[Collection entries]
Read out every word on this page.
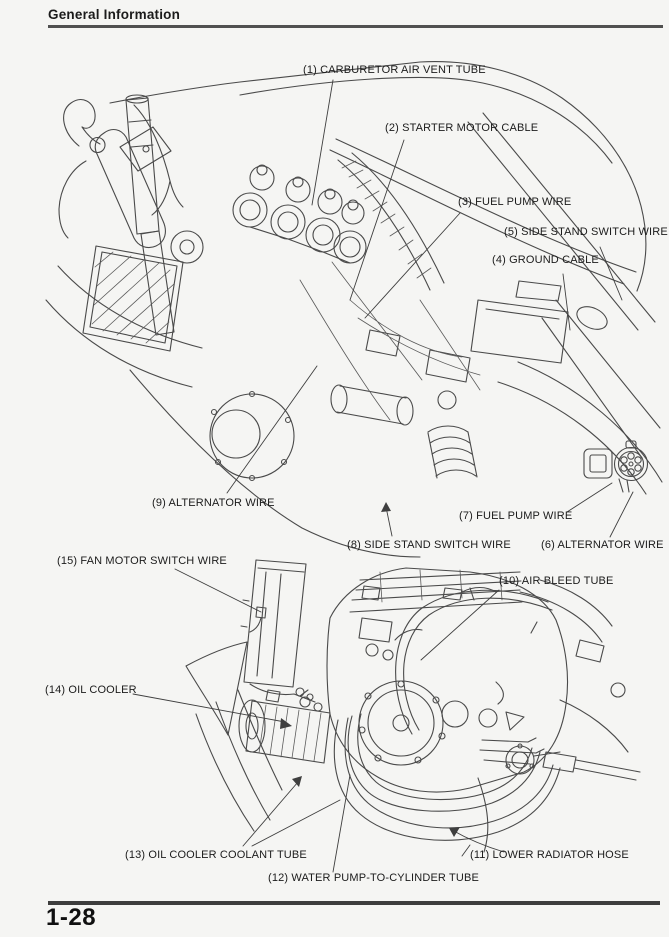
General Information
(1) CARBURETOR AIR VENT TUBE
(2) STARTER MOTOR CABLE
(3) FUEL PUMP WIRE
(5) SIDE STAND SWITCH WIRE
(4) GROUND CABLE
(9) ALTERNATOR WIRE
(7) FUEL PUMP WIRE
(8) SIDE STAND SWITCH WIRE	(6) ALTERNATOR WIRE
(15) FAN MOTOR SWITCH WIRE
(10) AIR BLEED TUBE
(14) OIL COOLER
(13) OIL COOLER COOLANT TUBE
(12) WATER PUMP-TO-CYLINDER TUBE
(11) LOWER RADIATOR HOSE
1-28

(REQUIREMENTS): Omit every picture while copying the listing above exactly.

(TASK RESULT):
Read out every word on this page.
General Information
(1) CARBURETOR AIR VENT TUBE
(2) STARTER MOTOR CABLE
(3) FUEL PUMP WIRE
(5) SIDE STAND SWITCH WIRE
(4) GROUND CABLE
(9) ALTERNATOR WIRE
(7) FUEL PUMP WIRE
(8) SIDE STAND SWITCH WIRE	(6) ALTERNATOR WIRE
(15) FAN MOTOR SWITCH WIRE
(10) AIR BLEED TUBE
(14) OIL COOLER
(13) OIL COOLER COOLANT TUBE
(12) WATER PUMP-TO-CYLINDER TUBE
(11) LOWER RADIATOR HOSE
1-28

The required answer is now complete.